### Problem to solve
Reproduce the lines of the material exactly, excluding every image.

### Extracted material
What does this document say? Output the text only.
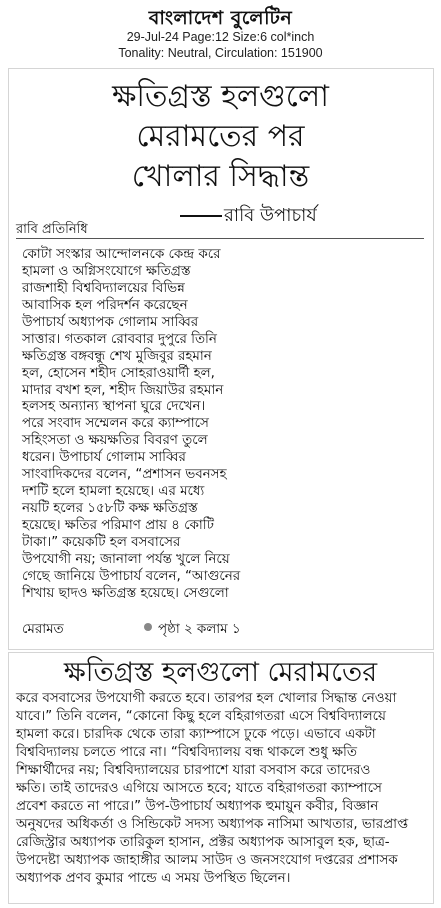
বাংলাদেশ বুলেটিন
29-Jul-24 Page:12 Size:6 col*inch
Tonality: Neutral, Circulation: 151900
ক্ষতিগ্রস্ত হলগুলো
মেরামতের পর
খোলার সিদ্ধান্ত
রাবি উপাচার্য
রাবি প্রতিনিধি
কোটা সংস্কার আন্দোলনকে কেন্দ্র করে
হামলা ও অগ্নিসংযোগে ক্ষতিগ্রস্ত
রাজশাহী বিশ্ববিদ্যালয়ের বিভিন্ন
আবাসিক হল পরিদর্শন করেছেন
উপাচার্য অধ্যাপক গোলাম সাব্বির
সাত্তার। গতকাল রোববার দুপুরে তিনি
ক্ষতিগ্রস্ত বঙ্গবন্ধু শেখ মুজিবুর রহমান
হল, হোসেন শহীদ সোহরাওয়ার্দী হল,
মাদার বখশ হল, শহীদ জিয়াউর রহমান
হলসহ অন্যান্য স্থাপনা ঘুরে দেখেন।
পরে সংবাদ সম্মেলন করে ক্যাম্পাসে
সহিংসতা ও ক্ষয়ক্ষতির বিবরণ তুলে
ধরেন। উপাচার্য গোলাম সাব্বির
সাংবাদিকদের বলেন, “প্রশাসন ভবনসহ
দশটি হলে হামলা হয়েছে। এর মধ্যে
নয়টি হলের ১৫৮টি কক্ষ ক্ষতিগ্রস্ত
হয়েছে। ক্ষতির পরিমাণ প্রায় ৪ কোটি
টাকা।” কয়েকটি হল বসবাসের
উপযোগী নয়; জানালা পর্যন্ত খুলে নিয়ে
গেছে জানিয়ে উপাচার্য বলেন, “আগুনের
শিখায় ছাদও ক্ষতিগ্রস্ত হয়েছে। সেগুলো
মেরামত	পৃষ্ঠা ২ কলাম ১
ক্ষতিগ্রস্ত হলগুলো মেরামতের
করে বসবাসের উপযোগী করতে হবে। তারপর হল খোলার সিদ্ধান্ত নেওয়া
যাবে।” তিনি বলেন, “কোনো কিছু হলে বহিরাগতরা এসে বিশ্ববিদ্যালয়ে
হামলা করে। চারদিক থেকে তারা ক্যাম্পাসে ঢুকে পড়ে। এভাবে একটা
বিশ্ববিদ্যালয় চলতে পারে না। “বিশ্ববিদ্যালয় বন্ধ থাকলে শুধু ক্ষতি
শিক্ষার্থীদের নয়; বিশ্ববিদ্যালয়ের চারপাশে যারা বসবাস করে তাদেরও
ক্ষতি। তাই তাদেরও এগিয়ে আসতে হবে; যাতে বহিরাগতরা ক্যাম্পাসে
প্রবেশ করতে না পারে।” উপ-উপাচার্য অধ্যাপক হুমায়ুন কবীর, বিজ্ঞান
অনুষদের অধিকর্তা ও সিন্ডিকেট সদস্য অধ্যাপক নাসিমা আখতার, ভারপ্রাপ্ত
রেজিস্ট্রার অধ্যাপক তারিকুল হাসান, প্রক্টর অধ্যাপক আসাবুল হক, ছাত্র-
উপদেষ্টা অধ্যাপক জাহাঙ্গীর আলম সাউদ ও জনসংযোগ দপ্তরের প্রশাসক
অধ্যাপক প্রণব কুমার পান্ডে এ সময় উপস্থিত ছিলেন।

### Right answer
What does this document say? Output the text only.
বাংলাদেশ বুলেটিন
29-Jul-24 Page:12 Size:6 col*inch
Tonality: Neutral, Circulation: 151900
ক্ষতিগ্রস্ত হলগুলো
মেরামতের পর
খোলার সিদ্ধান্ত
রাবি উপাচার্য
রাবি প্রতিনিধি
কোটা সংস্কার আন্দোলনকে কেন্দ্র করে
হামলা ও অগ্নিসংযোগে ক্ষতিগ্রস্ত
রাজশাহী বিশ্ববিদ্যালয়ের বিভিন্ন
আবাসিক হল পরিদর্শন করেছেন
উপাচার্য অধ্যাপক গোলাম সাব্বির
সাত্তার। গতকাল রোববার দুপুরে তিনি
ক্ষতিগ্রস্ত বঙ্গবন্ধু শেখ মুজিবুর রহমান
হল, হোসেন শহীদ সোহরাওয়ার্দী হল,
মাদার বখশ হল, শহীদ জিয়াউর রহমান
হলসহ অন্যান্য স্থাপনা ঘুরে দেখেন।
পরে সংবাদ সম্মেলন করে ক্যাম্পাসে
সহিংসতা ও ক্ষয়ক্ষতির বিবরণ তুলে
ধরেন। উপাচার্য গোলাম সাব্বির
সাংবাদিকদের বলেন, “প্রশাসন ভবনসহ
দশটি হলে হামলা হয়েছে। এর মধ্যে
নয়টি হলের ১৫৮টি কক্ষ ক্ষতিগ্রস্ত
হয়েছে। ক্ষতির পরিমাণ প্রায় ৪ কোটি
টাকা।” কয়েকটি হল বসবাসের
উপযোগী নয়; জানালা পর্যন্ত খুলে নিয়ে
গেছে জানিয়ে উপাচার্য বলেন, “আগুনের
শিখায় ছাদও ক্ষতিগ্রস্ত হয়েছে। সেগুলো
মেরামত	পৃষ্ঠা ২ কলাম ১
ক্ষতিগ্রস্ত হলগুলো মেরামতের
করে বসবাসের উপযোগী করতে হবে। তারপর হল খোলার সিদ্ধান্ত নেওয়া
যাবে।” তিনি বলেন, “কোনো কিছু হলে বহিরাগতরা এসে বিশ্ববিদ্যালয়ে
হামলা করে। চারদিক থেকে তারা ক্যাম্পাসে ঢুকে পড়ে। এভাবে একটা
বিশ্ববিদ্যালয় চলতে পারে না। “বিশ্ববিদ্যালয় বন্ধ থাকলে শুধু ক্ষতি
শিক্ষার্থীদের নয়; বিশ্ববিদ্যালয়ের চারপাশে যারা বসবাস করে তাদেরও
ক্ষতি। তাই তাদেরও এগিয়ে আসতে হবে; যাতে বহিরাগতরা ক্যাম্পাসে
প্রবেশ করতে না পারে।” উপ-উপাচার্য অধ্যাপক হুমায়ুন কবীর, বিজ্ঞান
অনুষদের অধিকর্তা ও সিন্ডিকেট সদস্য অধ্যাপক নাসিমা আখতার, ভারপ্রাপ্ত
রেজিস্ট্রার অধ্যাপক তারিকুল হাসান, প্রক্টর অধ্যাপক আসাবুল হক, ছাত্র-
উপদেষ্টা অধ্যাপক জাহাঙ্গীর আলম সাউদ ও জনসংযোগ দপ্তরের প্রশাসক
অধ্যাপক প্রণব কুমার পান্ডে এ সময় উপস্থিত ছিলেন।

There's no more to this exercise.